→ **Problem statement**
Reproduce the records below, substituting "color-key" for every "legend-swatch" and leaving everything else unchanged.
● ● ● ● ● ● ●
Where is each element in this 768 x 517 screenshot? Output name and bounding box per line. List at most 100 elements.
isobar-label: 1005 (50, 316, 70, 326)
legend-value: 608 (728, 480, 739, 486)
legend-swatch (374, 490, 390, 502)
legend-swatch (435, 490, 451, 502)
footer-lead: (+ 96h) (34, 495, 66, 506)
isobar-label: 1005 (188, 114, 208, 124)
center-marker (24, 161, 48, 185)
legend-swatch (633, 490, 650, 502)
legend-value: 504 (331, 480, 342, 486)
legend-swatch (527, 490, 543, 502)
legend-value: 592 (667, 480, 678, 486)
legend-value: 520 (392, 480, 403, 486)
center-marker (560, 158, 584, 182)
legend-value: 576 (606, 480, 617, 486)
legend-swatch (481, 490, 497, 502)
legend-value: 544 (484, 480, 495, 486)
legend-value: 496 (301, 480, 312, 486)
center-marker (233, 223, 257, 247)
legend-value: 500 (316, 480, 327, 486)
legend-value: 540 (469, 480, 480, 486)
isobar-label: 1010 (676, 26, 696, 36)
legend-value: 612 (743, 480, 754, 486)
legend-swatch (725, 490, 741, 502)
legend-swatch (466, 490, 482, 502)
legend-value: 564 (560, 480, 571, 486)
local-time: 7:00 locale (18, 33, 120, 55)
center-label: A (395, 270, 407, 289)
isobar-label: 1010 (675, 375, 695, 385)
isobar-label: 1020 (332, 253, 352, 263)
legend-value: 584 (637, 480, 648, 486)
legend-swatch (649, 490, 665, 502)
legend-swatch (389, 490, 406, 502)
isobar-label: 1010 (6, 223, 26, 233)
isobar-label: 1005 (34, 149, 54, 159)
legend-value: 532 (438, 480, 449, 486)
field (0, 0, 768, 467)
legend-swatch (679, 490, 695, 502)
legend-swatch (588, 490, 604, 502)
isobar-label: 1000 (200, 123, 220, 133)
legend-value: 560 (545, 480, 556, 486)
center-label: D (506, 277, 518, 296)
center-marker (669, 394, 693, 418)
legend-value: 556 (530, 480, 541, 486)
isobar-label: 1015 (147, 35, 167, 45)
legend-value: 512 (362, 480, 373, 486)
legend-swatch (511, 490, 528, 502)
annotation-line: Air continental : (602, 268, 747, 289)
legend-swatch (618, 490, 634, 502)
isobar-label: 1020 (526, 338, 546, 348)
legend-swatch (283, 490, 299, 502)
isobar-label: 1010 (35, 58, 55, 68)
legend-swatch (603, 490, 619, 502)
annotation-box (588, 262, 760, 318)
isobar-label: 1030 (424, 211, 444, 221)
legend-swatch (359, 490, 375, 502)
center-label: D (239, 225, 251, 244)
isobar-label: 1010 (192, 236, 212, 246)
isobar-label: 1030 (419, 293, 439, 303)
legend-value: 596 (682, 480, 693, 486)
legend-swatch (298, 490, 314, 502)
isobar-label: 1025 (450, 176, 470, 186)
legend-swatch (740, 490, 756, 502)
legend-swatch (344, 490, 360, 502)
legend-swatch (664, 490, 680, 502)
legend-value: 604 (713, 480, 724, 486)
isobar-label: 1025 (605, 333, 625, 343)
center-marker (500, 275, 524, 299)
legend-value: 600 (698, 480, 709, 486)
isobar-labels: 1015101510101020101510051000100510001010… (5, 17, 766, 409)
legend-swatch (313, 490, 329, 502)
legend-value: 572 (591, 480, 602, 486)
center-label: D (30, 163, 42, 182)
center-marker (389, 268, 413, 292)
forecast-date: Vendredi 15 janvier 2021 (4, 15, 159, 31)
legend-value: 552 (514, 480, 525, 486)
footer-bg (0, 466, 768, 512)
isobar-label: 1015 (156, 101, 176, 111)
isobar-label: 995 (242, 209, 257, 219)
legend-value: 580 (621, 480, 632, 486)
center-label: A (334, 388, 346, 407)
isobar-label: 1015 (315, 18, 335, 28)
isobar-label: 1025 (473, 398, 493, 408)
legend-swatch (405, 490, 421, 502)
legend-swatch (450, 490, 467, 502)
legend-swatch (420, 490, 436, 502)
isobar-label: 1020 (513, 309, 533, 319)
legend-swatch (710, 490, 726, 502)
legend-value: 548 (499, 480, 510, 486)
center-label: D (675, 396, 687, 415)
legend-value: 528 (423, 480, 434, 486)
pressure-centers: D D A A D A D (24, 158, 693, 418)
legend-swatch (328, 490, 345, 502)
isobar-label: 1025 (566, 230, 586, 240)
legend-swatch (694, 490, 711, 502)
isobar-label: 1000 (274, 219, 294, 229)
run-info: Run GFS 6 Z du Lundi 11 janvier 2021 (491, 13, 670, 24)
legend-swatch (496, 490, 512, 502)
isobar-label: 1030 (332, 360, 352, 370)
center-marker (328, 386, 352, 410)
● ● ● ● ● ● ●
→ **Result for this exercise**
Where is each element in this 768 x 517 screenshot? Output name and bounding box per line. List at most 100 elements.
isobar-label: 1005 (50, 316, 70, 326)
legend-value: 608 (728, 480, 739, 486)
color-key (374, 490, 390, 502)
color-key (435, 490, 451, 502)
footer-lead: (+ 96h) (34, 495, 66, 506)
isobar-label: 1005 (188, 114, 208, 124)
center-marker (24, 161, 48, 185)
color-key (633, 490, 650, 502)
legend-value: 504 (331, 480, 342, 486)
color-key (527, 490, 543, 502)
legend-value: 592 (667, 480, 678, 486)
legend-value: 520 (392, 480, 403, 486)
center-marker (560, 158, 584, 182)
legend-value: 576 (606, 480, 617, 486)
color-key (481, 490, 497, 502)
legend-value: 544 (484, 480, 495, 486)
legend-value: 496 (301, 480, 312, 486)
center-marker (233, 223, 257, 247)
legend-value: 500 (316, 480, 327, 486)
legend-value: 540 (469, 480, 480, 486)
isobar-label: 1010 (676, 26, 696, 36)
legend-value: 612 (743, 480, 754, 486)
color-key (725, 490, 741, 502)
color-key (466, 490, 482, 502)
legend-value: 564 (560, 480, 571, 486)
local-time: 7:00 locale (18, 33, 120, 55)
center-label: A (395, 270, 407, 289)
isobar-label: 1010 (675, 375, 695, 385)
isobar-label: 1020 (332, 253, 352, 263)
legend-value: 584 (637, 480, 648, 486)
color-key (649, 490, 665, 502)
color-key (389, 490, 406, 502)
isobar-label: 1010 (6, 223, 26, 233)
isobar-label: 1005 (34, 149, 54, 159)
legend-value: 532 (438, 480, 449, 486)
field (0, 0, 768, 467)
color-key (679, 490, 695, 502)
color-key (588, 490, 604, 502)
isobar-label: 1000 (200, 123, 220, 133)
legend-value: 560 (545, 480, 556, 486)
center-label: D (506, 277, 518, 296)
center-marker (669, 394, 693, 418)
legend-value: 556 (530, 480, 541, 486)
isobar-label: 1015 (147, 35, 167, 45)
legend-value: 512 (362, 480, 373, 486)
color-key (511, 490, 528, 502)
annotation-line: Air continental : (602, 268, 747, 289)
color-key (618, 490, 634, 502)
isobar-label: 1020 (526, 338, 546, 348)
color-key (283, 490, 299, 502)
isobar-label: 1010 (35, 58, 55, 68)
color-key (603, 490, 619, 502)
annotation-box (588, 262, 760, 318)
isobar-label: 1030 (424, 211, 444, 221)
color-key (359, 490, 375, 502)
center-label: D (239, 225, 251, 244)
isobar-label: 1010 (192, 236, 212, 246)
isobar-label: 1030 (419, 293, 439, 303)
legend-value: 596 (682, 480, 693, 486)
color-key (298, 490, 314, 502)
isobar-label: 1025 (450, 176, 470, 186)
color-key (740, 490, 756, 502)
color-key (344, 490, 360, 502)
color-key (664, 490, 680, 502)
legend-value: 604 (713, 480, 724, 486)
isobar-label: 1025 (605, 333, 625, 343)
center-marker (500, 275, 524, 299)
legend-value: 600 (698, 480, 709, 486)
isobar-labels: 1015101510101020101510051000100510001010… (5, 17, 766, 409)
color-key (313, 490, 329, 502)
legend-value: 572 (591, 480, 602, 486)
center-label: D (30, 163, 42, 182)
center-marker (389, 268, 413, 292)
forecast-date: Vendredi 15 janvier 2021 (4, 15, 159, 31)
legend-value: 552 (514, 480, 525, 486)
footer-bg (0, 466, 768, 512)
isobar-label: 1015 (156, 101, 176, 111)
isobar-label: 995 (242, 209, 257, 219)
legend-value: 580 (621, 480, 632, 486)
center-label: A (334, 388, 346, 407)
isobar-label: 1015 (315, 18, 335, 28)
isobar-label: 1025 (473, 398, 493, 408)
color-key (405, 490, 421, 502)
color-key (450, 490, 467, 502)
color-key (420, 490, 436, 502)
isobar-label: 1020 (513, 309, 533, 319)
color-key (710, 490, 726, 502)
legend-value: 548 (499, 480, 510, 486)
center-label: D (675, 396, 687, 415)
legend-value: 528 (423, 480, 434, 486)
pressure-centers: D D A A D A D (24, 158, 693, 418)
color-key (328, 490, 345, 502)
isobar-label: 1025 (566, 230, 586, 240)
color-key (694, 490, 711, 502)
isobar-label: 1000 (274, 219, 294, 229)
run-info: Run GFS 6 Z du Lundi 11 janvier 2021 (491, 13, 670, 24)
color-key (496, 490, 512, 502)
isobar-label: 1030 (332, 360, 352, 370)
center-marker (328, 386, 352, 410)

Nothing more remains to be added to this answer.